(Records contained in a dataset)
------------------------------------------------------------------------
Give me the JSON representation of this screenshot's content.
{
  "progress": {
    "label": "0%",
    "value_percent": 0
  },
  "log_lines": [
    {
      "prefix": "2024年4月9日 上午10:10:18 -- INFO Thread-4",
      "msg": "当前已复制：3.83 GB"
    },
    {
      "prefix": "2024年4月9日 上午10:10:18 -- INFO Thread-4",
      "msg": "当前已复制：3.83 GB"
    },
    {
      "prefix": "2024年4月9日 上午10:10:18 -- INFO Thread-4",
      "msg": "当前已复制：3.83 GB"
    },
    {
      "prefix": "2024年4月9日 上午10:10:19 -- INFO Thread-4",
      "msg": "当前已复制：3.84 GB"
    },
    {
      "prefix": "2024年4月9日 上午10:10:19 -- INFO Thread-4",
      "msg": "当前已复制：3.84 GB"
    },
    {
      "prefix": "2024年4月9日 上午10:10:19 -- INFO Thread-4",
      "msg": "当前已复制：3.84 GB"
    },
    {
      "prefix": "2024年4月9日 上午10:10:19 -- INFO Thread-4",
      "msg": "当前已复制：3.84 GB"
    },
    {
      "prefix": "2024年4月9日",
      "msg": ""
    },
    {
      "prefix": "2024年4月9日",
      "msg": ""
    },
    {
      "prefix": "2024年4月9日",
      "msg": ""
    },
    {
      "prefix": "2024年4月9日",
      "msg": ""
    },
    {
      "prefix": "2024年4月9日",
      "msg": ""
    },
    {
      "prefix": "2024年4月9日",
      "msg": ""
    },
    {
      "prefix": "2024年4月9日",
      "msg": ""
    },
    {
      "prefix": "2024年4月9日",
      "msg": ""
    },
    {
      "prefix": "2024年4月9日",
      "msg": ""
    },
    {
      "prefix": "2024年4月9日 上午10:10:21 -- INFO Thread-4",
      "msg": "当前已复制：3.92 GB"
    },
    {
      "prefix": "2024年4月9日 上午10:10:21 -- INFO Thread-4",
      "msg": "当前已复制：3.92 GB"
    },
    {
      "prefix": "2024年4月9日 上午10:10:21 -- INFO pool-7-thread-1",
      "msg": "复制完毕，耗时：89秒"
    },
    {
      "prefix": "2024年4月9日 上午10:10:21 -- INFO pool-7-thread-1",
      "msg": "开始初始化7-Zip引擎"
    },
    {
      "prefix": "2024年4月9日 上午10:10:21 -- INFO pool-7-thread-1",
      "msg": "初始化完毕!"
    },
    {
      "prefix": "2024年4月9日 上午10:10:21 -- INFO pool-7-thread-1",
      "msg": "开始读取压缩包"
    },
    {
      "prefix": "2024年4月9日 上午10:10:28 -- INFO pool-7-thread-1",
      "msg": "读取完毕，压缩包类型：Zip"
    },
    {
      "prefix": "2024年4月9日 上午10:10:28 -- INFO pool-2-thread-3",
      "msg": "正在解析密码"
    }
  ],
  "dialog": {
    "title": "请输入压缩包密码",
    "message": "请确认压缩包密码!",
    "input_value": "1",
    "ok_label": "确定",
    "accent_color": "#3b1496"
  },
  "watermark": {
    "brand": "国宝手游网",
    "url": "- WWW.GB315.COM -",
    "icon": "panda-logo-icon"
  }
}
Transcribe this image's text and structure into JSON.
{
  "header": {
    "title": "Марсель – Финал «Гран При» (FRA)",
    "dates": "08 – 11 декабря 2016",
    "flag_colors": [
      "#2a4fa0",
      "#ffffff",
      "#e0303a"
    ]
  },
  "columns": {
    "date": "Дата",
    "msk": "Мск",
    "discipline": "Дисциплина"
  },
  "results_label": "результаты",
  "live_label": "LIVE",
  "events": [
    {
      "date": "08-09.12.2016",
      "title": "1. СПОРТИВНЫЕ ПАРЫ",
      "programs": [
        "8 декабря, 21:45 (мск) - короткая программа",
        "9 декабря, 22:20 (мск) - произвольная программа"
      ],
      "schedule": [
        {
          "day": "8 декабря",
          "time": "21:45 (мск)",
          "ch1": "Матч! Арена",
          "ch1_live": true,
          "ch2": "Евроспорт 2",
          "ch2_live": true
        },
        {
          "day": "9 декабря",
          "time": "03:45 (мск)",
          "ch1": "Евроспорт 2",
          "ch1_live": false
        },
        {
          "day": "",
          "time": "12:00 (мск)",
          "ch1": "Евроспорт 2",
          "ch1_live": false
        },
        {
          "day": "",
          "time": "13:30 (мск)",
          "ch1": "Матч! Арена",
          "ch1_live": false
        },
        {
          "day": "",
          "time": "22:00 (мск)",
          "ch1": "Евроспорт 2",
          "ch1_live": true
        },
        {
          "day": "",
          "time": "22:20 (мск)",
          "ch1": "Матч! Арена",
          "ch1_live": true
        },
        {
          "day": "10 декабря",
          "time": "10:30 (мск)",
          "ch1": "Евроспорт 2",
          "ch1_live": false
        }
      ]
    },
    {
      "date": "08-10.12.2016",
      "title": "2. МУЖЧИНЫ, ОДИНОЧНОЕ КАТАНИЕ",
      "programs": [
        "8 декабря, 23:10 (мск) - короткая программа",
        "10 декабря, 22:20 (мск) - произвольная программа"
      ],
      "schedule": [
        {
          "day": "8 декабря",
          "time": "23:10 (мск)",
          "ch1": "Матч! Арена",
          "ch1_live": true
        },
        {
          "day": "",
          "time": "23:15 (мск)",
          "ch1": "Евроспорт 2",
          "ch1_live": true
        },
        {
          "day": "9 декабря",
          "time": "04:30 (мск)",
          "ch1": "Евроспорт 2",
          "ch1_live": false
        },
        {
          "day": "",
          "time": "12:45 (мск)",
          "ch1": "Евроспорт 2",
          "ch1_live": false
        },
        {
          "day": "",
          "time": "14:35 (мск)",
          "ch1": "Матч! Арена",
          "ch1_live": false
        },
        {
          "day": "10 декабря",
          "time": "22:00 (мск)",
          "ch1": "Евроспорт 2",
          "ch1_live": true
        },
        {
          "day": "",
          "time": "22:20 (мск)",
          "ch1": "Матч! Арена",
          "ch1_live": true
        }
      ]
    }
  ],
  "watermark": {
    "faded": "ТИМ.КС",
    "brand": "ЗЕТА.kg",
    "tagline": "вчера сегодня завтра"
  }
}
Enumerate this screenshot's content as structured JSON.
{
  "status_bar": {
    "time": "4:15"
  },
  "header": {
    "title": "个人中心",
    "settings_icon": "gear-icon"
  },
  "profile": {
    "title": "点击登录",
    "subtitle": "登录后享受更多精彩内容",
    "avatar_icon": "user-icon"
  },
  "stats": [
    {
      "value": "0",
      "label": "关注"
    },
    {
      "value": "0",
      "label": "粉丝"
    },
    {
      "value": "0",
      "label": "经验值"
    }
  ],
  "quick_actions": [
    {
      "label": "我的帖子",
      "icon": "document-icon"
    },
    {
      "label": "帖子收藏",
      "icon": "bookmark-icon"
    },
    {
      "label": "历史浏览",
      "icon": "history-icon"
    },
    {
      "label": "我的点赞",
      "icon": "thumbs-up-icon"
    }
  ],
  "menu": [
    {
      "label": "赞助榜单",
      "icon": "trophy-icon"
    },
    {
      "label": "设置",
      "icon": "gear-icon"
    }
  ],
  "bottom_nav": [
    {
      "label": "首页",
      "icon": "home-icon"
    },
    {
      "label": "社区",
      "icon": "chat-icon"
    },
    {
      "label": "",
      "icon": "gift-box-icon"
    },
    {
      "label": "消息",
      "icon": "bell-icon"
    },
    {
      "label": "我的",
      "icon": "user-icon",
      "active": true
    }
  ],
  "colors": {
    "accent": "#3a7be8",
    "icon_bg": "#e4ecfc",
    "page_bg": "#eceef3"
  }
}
------------------------------------------------------------------------
Repeat the data precisely, reproducing every entry.

Give me the JSON representation of this screenshot's content.
{
  "progress": {
    "label": "0%",
    "value_percent": 0
  },
  "log_lines": [
    {
      "prefix": "2024年4月9日 上午10:10:18 -- INFO Thread-4",
      "msg": "当前已复制：3.83 GB"
    },
    {
      "prefix": "2024年4月9日 上午10:10:18 -- INFO Thread-4",
      "msg": "当前已复制：3.83 GB"
    },
    {
      "prefix": "2024年4月9日 上午10:10:18 -- INFO Thread-4",
      "msg": "当前已复制：3.83 GB"
    },
    {
      "prefix": "2024年4月9日 上午10:10:19 -- INFO Thread-4",
      "msg": "当前已复制：3.84 GB"
    },
    {
      "prefix": "2024年4月9日 上午10:10:19 -- INFO Thread-4",
      "msg": "当前已复制：3.84 GB"
    },
    {
      "prefix": "2024年4月9日 上午10:10:19 -- INFO Thread-4",
      "msg": "当前已复制：3.84 GB"
    },
    {
      "prefix": "2024年4月9日 上午10:10:19 -- INFO Thread-4",
      "msg": "当前已复制：3.84 GB"
    },
    {
      "prefix": "2024年4月9日",
      "msg": ""
    },
    {
      "prefix": "2024年4月9日",
      "msg": ""
    },
    {
      "prefix": "2024年4月9日",
      "msg": ""
    },
    {
      "prefix": "2024年4月9日",
      "msg": ""
    },
    {
      "prefix": "2024年4月9日",
      "msg": ""
    },
    {
      "prefix": "2024年4月9日",
      "msg": ""
    },
    {
      "prefix": "2024年4月9日",
      "msg": ""
    },
    {
      "prefix": "2024年4月9日",
      "msg": ""
    },
    {
      "prefix": "2024年4月9日",
      "msg": ""
    },
    {
      "prefix": "2024年4月9日 上午10:10:21 -- INFO Thread-4",
      "msg": "当前已复制：3.92 GB"
    },
    {
      "prefix": "2024年4月9日 上午10:10:21 -- INFO Thread-4",
      "msg": "当前已复制：3.92 GB"
    },
    {
      "prefix": "2024年4月9日 上午10:10:21 -- INFO pool-7-thread-1",
      "msg": "复制完毕，耗时：89秒"
    },
    {
      "prefix": "2024年4月9日 上午10:10:21 -- INFO pool-7-thread-1",
      "msg": "开始初始化7-Zip引擎"
    },
    {
      "prefix": "2024年4月9日 上午10:10:21 -- INFO pool-7-thread-1",
      "msg": "初始化完毕!"
    },
    {
      "prefix": "2024年4月9日 上午10:10:21 -- INFO pool-7-thread-1",
      "msg": "开始读取压缩包"
    },
    {
      "prefix": "2024年4月9日 上午10:10:28 -- INFO pool-7-thread-1",
      "msg": "读取完毕，压缩包类型：Zip"
    },
    {
      "prefix": "2024年4月9日 上午10:10:28 -- INFO pool-2-thread-3",
      "msg": "正在解析密码"
    }
  ],
  "dialog": {
    "title": "请输入压缩包密码",
    "message": "请确认压缩包密码!",
    "input_value": "1",
    "ok_label": "确定",
    "accent_color": "#3b1496"
  },
  "watermark": {
    "brand": "国宝手游网",
    "url": "- WWW.GB315.COM -",
    "icon": "panda-logo-icon"
  }
}
Transcribe this image's text and structure into JSON.
{
  "header": {
    "title": "Марсель – Финал «Гран При» (FRA)",
    "dates": "08 – 11 декабря 2016",
    "flag_colors": [
      "#2a4fa0",
      "#ffffff",
      "#e0303a"
    ]
  },
  "columns": {
    "date": "Дата",
    "msk": "Мск",
    "discipline": "Дисциплина"
  },
  "results_label": "результаты",
  "live_label": "LIVE",
  "events": [
    {
      "date": "08-09.12.2016",
      "title": "1. СПОРТИВНЫЕ ПАРЫ",
      "programs": [
        "8 декабря, 21:45 (мск) - короткая программа",
        "9 декабря, 22:20 (мск) - произвольная программа"
      ],
      "schedule": [
        {
          "day": "8 декабря",
          "time": "21:45 (мск)",
          "ch1": "Матч! Арена",
          "ch1_live": true,
          "ch2": "Евроспорт 2",
          "ch2_live": true
        },
        {
          "day": "9 декабря",
          "time": "03:45 (мск)",
          "ch1": "Евроспорт 2",
          "ch1_live": false
        },
        {
          "day": "",
          "time": "12:00 (мск)",
          "ch1": "Евроспорт 2",
          "ch1_live": false
        },
        {
          "day": "",
          "time": "13:30 (мск)",
          "ch1": "Матч! Арена",
          "ch1_live": false
        },
        {
          "day": "",
          "time": "22:00 (мск)",
          "ch1": "Евроспорт 2",
          "ch1_live": true
        },
        {
          "day": "",
          "time": "22:20 (мск)",
          "ch1": "Матч! Арена",
          "ch1_live": true
        },
        {
          "day": "10 декабря",
          "time": "10:30 (мск)",
          "ch1": "Евроспорт 2",
          "ch1_live": false
        }
      ]
    },
    {
      "date": "08-10.12.2016",
      "title": "2. МУЖЧИНЫ, ОДИНОЧНОЕ КАТАНИЕ",
      "programs": [
        "8 декабря, 23:10 (мск) - короткая программа",
        "10 декабря, 22:20 (мск) - произвольная программа"
      ],
      "schedule": [
        {
          "day": "8 декабря",
          "time": "23:10 (мск)",
          "ch1": "Матч! Арена",
          "ch1_live": true
        },
        {
          "day": "",
          "time": "23:15 (мск)",
          "ch1": "Евроспорт 2",
          "ch1_live": true
        },
        {
          "day": "9 декабря",
          "time": "04:30 (мск)",
          "ch1": "Евроспорт 2",
          "ch1_live": false
        },
        {
          "day": "",
          "time": "12:45 (мск)",
          "ch1": "Евроспорт 2",
          "ch1_live": false
        },
        {
          "day": "",
          "time": "14:35 (мск)",
          "ch1": "Матч! Арена",
          "ch1_live": false
        },
        {
          "day": "10 декабря",
          "time": "22:00 (мск)",
          "ch1": "Евроспорт 2",
          "ch1_live": true
        },
        {
          "day": "",
          "time": "22:20 (мск)",
          "ch1": "Матч! Арена",
          "ch1_live": true
        }
      ]
    }
  ],
  "watermark": {
    "faded": "ТИМ.КС",
    "brand": "ЗЕТА.kg",
    "tagline": "вчера сегодня завтра"
  }
}
Enumerate this screenshot's content as structured JSON.
{
  "status_bar": {
    "time": "4:15"
  },
  "header": {
    "title": "个人中心",
    "settings_icon": "gear-icon"
  },
  "profile": {
    "title": "点击登录",
    "subtitle": "登录后享受更多精彩内容",
    "avatar_icon": "user-icon"
  },
  "stats": [
    {
      "value": "0",
      "label": "关注"
    },
    {
      "value": "0",
      "label": "粉丝"
    },
    {
      "value": "0",
      "label": "经验值"
    }
  ],
  "quick_actions": [
    {
      "label": "我的帖子",
      "icon": "document-icon"
    },
    {
      "label": "帖子收藏",
      "icon": "bookmark-icon"
    },
    {
      "label": "历史浏览",
      "icon": "history-icon"
    },
    {
      "label": "我的点赞",
      "icon": "thumbs-up-icon"
    }
  ],
  "menu": [
    {
      "label": "赞助榜单",
      "icon": "trophy-icon"
    },
    {
      "label": "设置",
      "icon": "gear-icon"
    }
  ],
  "bottom_nav": [
    {
      "label": "首页",
      "icon": "home-icon"
    },
    {
      "label": "社区",
      "icon": "chat-icon"
    },
    {
      "label": "",
      "icon": "gift-box-icon"
    },
    {
      "label": "消息",
      "icon": "bell-icon"
    },
    {
      "label": "我的",
      "icon": "user-icon",
      "active": true
    }
  ],
  "colors": {
    "accent": "#3a7be8",
    "icon_bg": "#e4ecfc",
    "page_bg": "#eceef3"
  }
}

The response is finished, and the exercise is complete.